§ **Data records**:

--- start ---

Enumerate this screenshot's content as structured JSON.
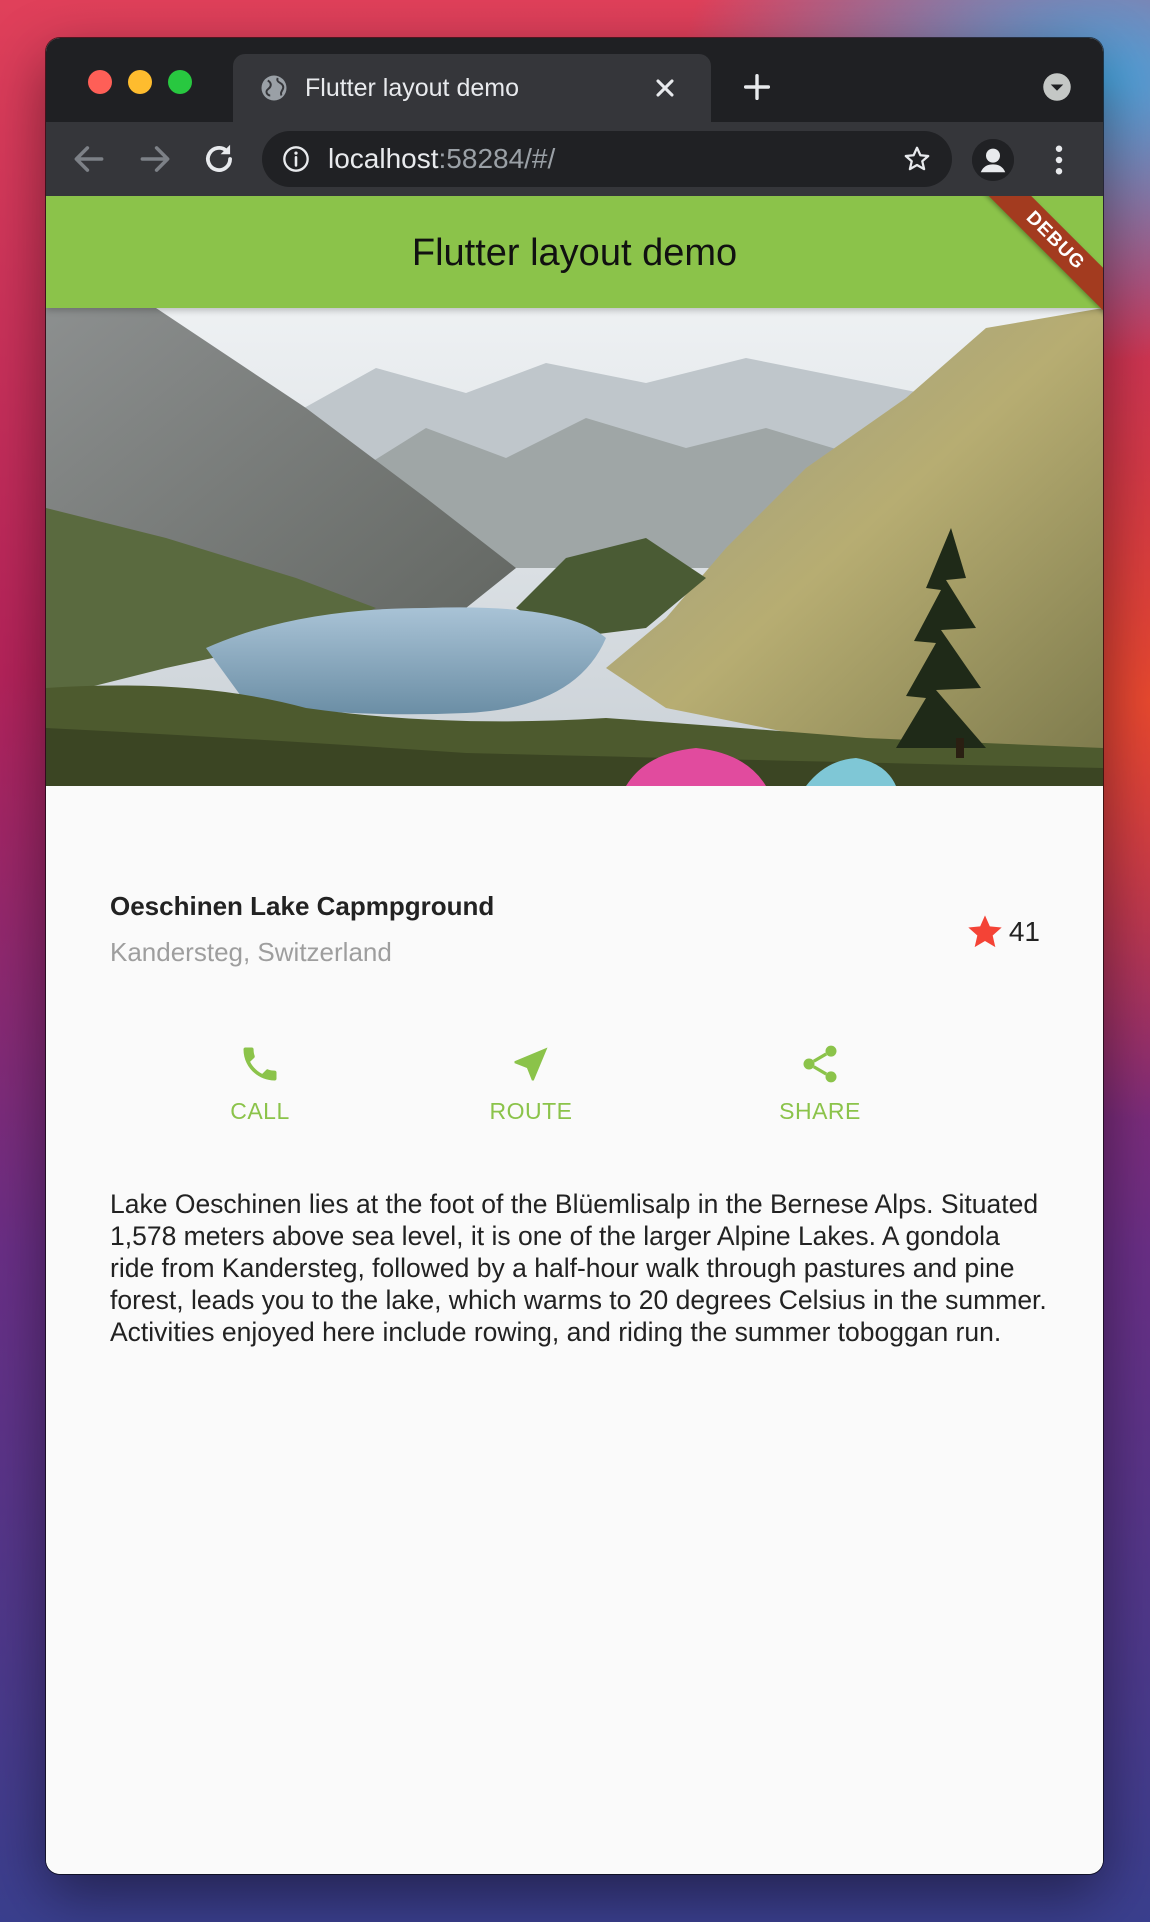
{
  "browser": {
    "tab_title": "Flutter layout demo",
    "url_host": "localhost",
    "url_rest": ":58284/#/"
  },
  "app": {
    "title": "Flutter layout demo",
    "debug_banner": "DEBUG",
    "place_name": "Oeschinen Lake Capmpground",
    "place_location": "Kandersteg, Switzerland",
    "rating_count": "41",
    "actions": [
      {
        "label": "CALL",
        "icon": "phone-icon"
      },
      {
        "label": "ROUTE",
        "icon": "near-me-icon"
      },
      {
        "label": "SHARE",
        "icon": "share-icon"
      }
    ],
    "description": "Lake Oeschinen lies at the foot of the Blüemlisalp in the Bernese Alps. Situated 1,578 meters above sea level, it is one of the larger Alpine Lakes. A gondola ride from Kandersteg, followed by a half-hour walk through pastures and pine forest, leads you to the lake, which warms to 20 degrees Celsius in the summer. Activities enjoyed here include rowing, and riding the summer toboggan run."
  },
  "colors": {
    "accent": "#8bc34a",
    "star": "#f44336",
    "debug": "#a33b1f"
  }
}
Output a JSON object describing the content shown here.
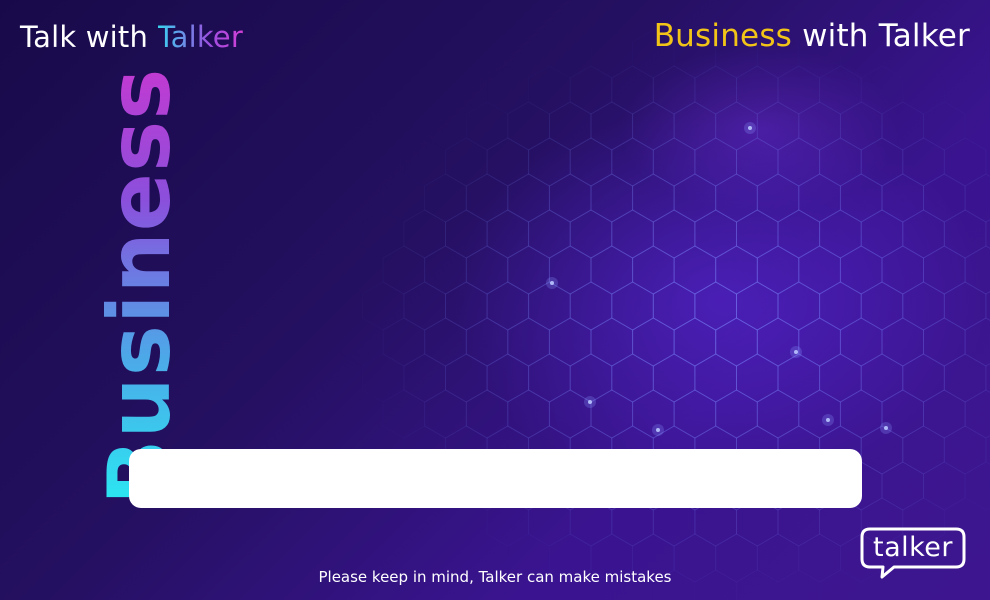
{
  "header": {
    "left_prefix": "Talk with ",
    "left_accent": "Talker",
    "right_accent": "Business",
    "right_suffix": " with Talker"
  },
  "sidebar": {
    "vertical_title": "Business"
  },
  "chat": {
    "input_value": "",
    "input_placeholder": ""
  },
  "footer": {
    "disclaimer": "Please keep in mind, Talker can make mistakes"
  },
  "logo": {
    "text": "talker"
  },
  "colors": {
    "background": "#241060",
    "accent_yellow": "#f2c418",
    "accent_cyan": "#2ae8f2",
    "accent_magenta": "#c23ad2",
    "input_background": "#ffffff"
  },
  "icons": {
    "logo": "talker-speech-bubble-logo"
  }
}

--- end ---

§ **What this task involves**: Copy out every line of the listing that contains the string "Business".

§ **Exercise answer**:
    "right_accent": "Business",
    "vertical_title": "Business"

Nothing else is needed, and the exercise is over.